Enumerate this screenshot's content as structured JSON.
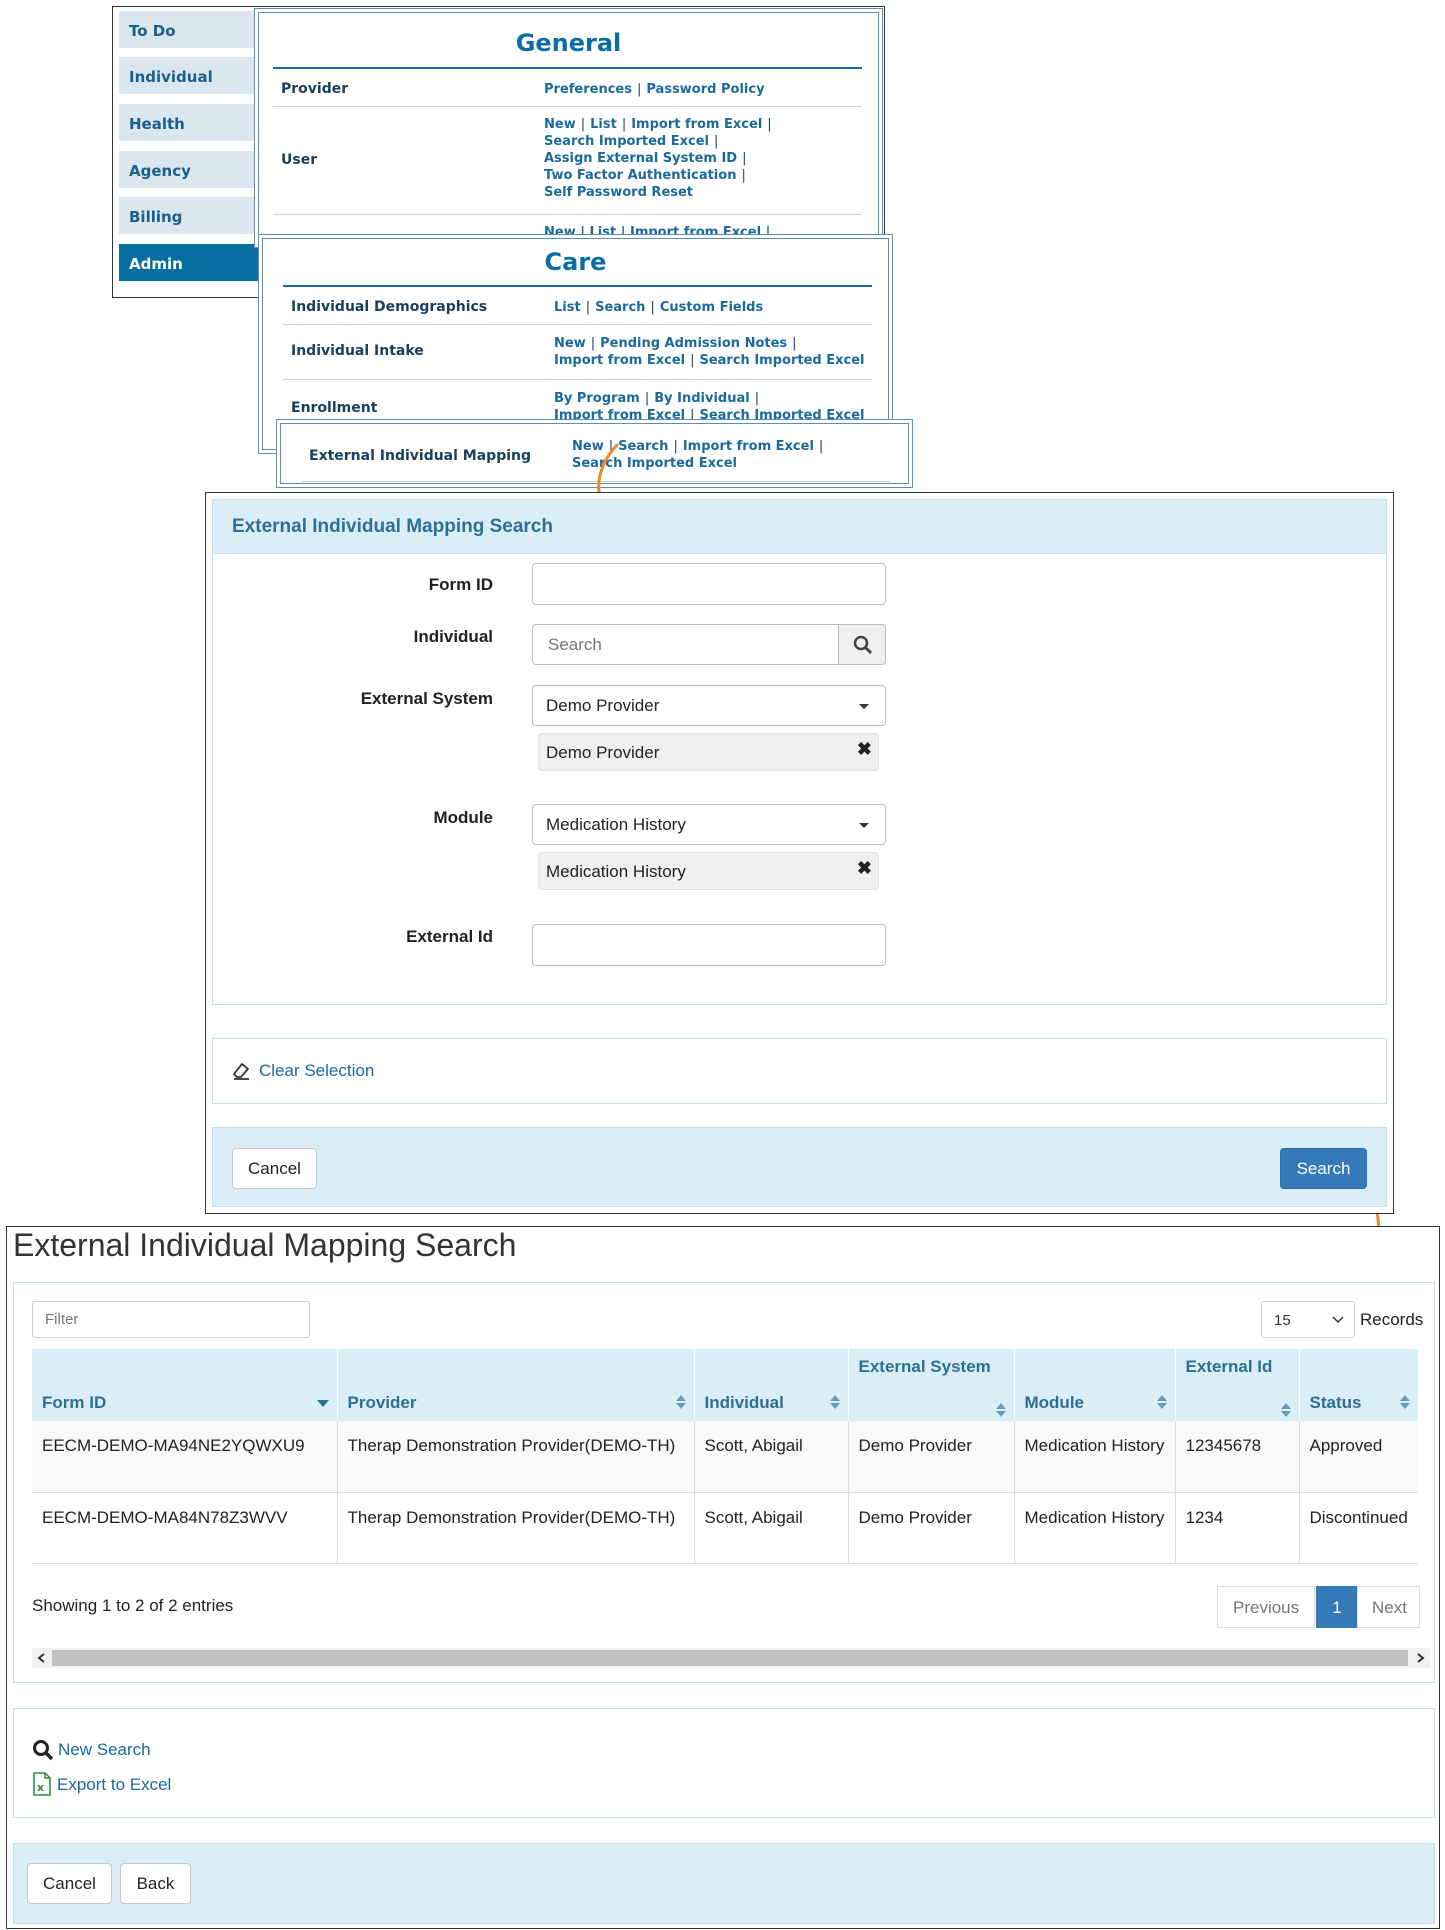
{
  "nav": {
    "tabs": [
      {
        "label": "To Do"
      },
      {
        "label": "Individual"
      },
      {
        "label": "Health"
      },
      {
        "label": "Agency"
      },
      {
        "label": "Billing"
      },
      {
        "label": "Admin"
      }
    ]
  },
  "general": {
    "title": "General",
    "rows": [
      {
        "label": "Provider",
        "links": [
          "Preferences",
          "Password Policy"
        ]
      },
      {
        "label": "User",
        "links": [
          "New",
          "List",
          "Import from Excel",
          "Search Imported Excel",
          "Assign External System ID",
          "Two Factor Authentication",
          "Self Password Reset"
        ]
      },
      {
        "partial_links": "New | List | Import from Excel |"
      }
    ]
  },
  "care": {
    "title": "Care",
    "rows": [
      {
        "label": "Individual Demographics",
        "links": [
          "List",
          "Search",
          "Custom Fields"
        ]
      },
      {
        "label": "Individual Intake",
        "links": [
          "New",
          "Pending Admission Notes",
          "Import from Excel",
          "Search Imported Excel"
        ]
      },
      {
        "label": "Enrollment",
        "links": [
          "By Program",
          "By Individual",
          "Import from Excel",
          "Search Imported Excel"
        ]
      }
    ]
  },
  "mapping_row": {
    "label": "External Individual Mapping",
    "links": [
      "New",
      "Search",
      "Import from Excel",
      "Search Imported Excel"
    ]
  },
  "search_form": {
    "title": "External Individual Mapping Search",
    "fields": {
      "form_id": {
        "label": "Form ID",
        "value": ""
      },
      "individual": {
        "label": "Individual",
        "placeholder": "Search"
      },
      "external_system": {
        "label": "External System",
        "selected": "Demo Provider",
        "chip": "Demo Provider"
      },
      "module": {
        "label": "Module",
        "selected": "Medication History",
        "chip": "Medication History"
      },
      "external_id": {
        "label": "External Id",
        "value": ""
      }
    },
    "clear_selection": "Clear Selection",
    "cancel": "Cancel",
    "search": "Search"
  },
  "results": {
    "title": "External Individual Mapping Search",
    "filter_placeholder": "Filter",
    "records_value": "15",
    "records_label": "Records",
    "columns": [
      "Form ID",
      "Provider",
      "Individual",
      "External System",
      "Module",
      "External Id",
      "Status"
    ],
    "rows": [
      {
        "form_id": "EECM-DEMO-MA94NE2YQWXU9",
        "provider": "Therap Demonstration Provider(DEMO-TH)",
        "individual": "Scott, Abigail",
        "external_system": "Demo Provider",
        "module": "Medication History",
        "external_id": "12345678",
        "status": "Approved"
      },
      {
        "form_id": "EECM-DEMO-MA84N78Z3WVV",
        "provider": "Therap Demonstration Provider(DEMO-TH)",
        "individual": "Scott, Abigail",
        "external_system": "Demo Provider",
        "module": "Medication History",
        "external_id": "1234",
        "status": "Discontinued"
      }
    ],
    "showing": "Showing 1 to 2 of 2 entries",
    "pagination": {
      "previous": "Previous",
      "current": "1",
      "next": "Next"
    },
    "new_search": "New Search",
    "export": "Export to Excel",
    "cancel": "Cancel",
    "back": "Back"
  },
  "colors": {
    "accent": "#337ab7",
    "nav_active": "#086fa1",
    "panel_bg": "#daeef7",
    "arrow": "#f0892a"
  }
}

Short task. Leave out the pictures and reproduce the rest of the listing exactly.

Written reply.
Enumerate this screenshot's content as structured JSON.
{
  "nav": {
    "tabs": [
      {
        "label": "To Do"
      },
      {
        "label": "Individual"
      },
      {
        "label": "Health"
      },
      {
        "label": "Agency"
      },
      {
        "label": "Billing"
      },
      {
        "label": "Admin"
      }
    ]
  },
  "general": {
    "title": "General",
    "rows": [
      {
        "label": "Provider",
        "links": [
          "Preferences",
          "Password Policy"
        ]
      },
      {
        "label": "User",
        "links": [
          "New",
          "List",
          "Import from Excel",
          "Search Imported Excel",
          "Assign External System ID",
          "Two Factor Authentication",
          "Self Password Reset"
        ]
      },
      {
        "partial_links": "New | List | Import from Excel |"
      }
    ]
  },
  "care": {
    "title": "Care",
    "rows": [
      {
        "label": "Individual Demographics",
        "links": [
          "List",
          "Search",
          "Custom Fields"
        ]
      },
      {
        "label": "Individual Intake",
        "links": [
          "New",
          "Pending Admission Notes",
          "Import from Excel",
          "Search Imported Excel"
        ]
      },
      {
        "label": "Enrollment",
        "links": [
          "By Program",
          "By Individual",
          "Import from Excel",
          "Search Imported Excel"
        ]
      }
    ]
  },
  "mapping_row": {
    "label": "External Individual Mapping",
    "links": [
      "New",
      "Search",
      "Import from Excel",
      "Search Imported Excel"
    ]
  },
  "search_form": {
    "title": "External Individual Mapping Search",
    "fields": {
      "form_id": {
        "label": "Form ID",
        "value": ""
      },
      "individual": {
        "label": "Individual",
        "placeholder": "Search"
      },
      "external_system": {
        "label": "External System",
        "selected": "Demo Provider",
        "chip": "Demo Provider"
      },
      "module": {
        "label": "Module",
        "selected": "Medication History",
        "chip": "Medication History"
      },
      "external_id": {
        "label": "External Id",
        "value": ""
      }
    },
    "clear_selection": "Clear Selection",
    "cancel": "Cancel",
    "search": "Search"
  },
  "results": {
    "title": "External Individual Mapping Search",
    "filter_placeholder": "Filter",
    "records_value": "15",
    "records_label": "Records",
    "columns": [
      "Form ID",
      "Provider",
      "Individual",
      "External System",
      "Module",
      "External Id",
      "Status"
    ],
    "rows": [
      {
        "form_id": "EECM-DEMO-MA94NE2YQWXU9",
        "provider": "Therap Demonstration Provider(DEMO-TH)",
        "individual": "Scott, Abigail",
        "external_system": "Demo Provider",
        "module": "Medication History",
        "external_id": "12345678",
        "status": "Approved"
      },
      {
        "form_id": "EECM-DEMO-MA84N78Z3WVV",
        "provider": "Therap Demonstration Provider(DEMO-TH)",
        "individual": "Scott, Abigail",
        "external_system": "Demo Provider",
        "module": "Medication History",
        "external_id": "1234",
        "status": "Discontinued"
      }
    ],
    "showing": "Showing 1 to 2 of 2 entries",
    "pagination": {
      "previous": "Previous",
      "current": "1",
      "next": "Next"
    },
    "new_search": "New Search",
    "export": "Export to Excel",
    "cancel": "Cancel",
    "back": "Back"
  },
  "colors": {
    "accent": "#337ab7",
    "nav_active": "#086fa1",
    "panel_bg": "#daeef7",
    "arrow": "#f0892a"
  }
}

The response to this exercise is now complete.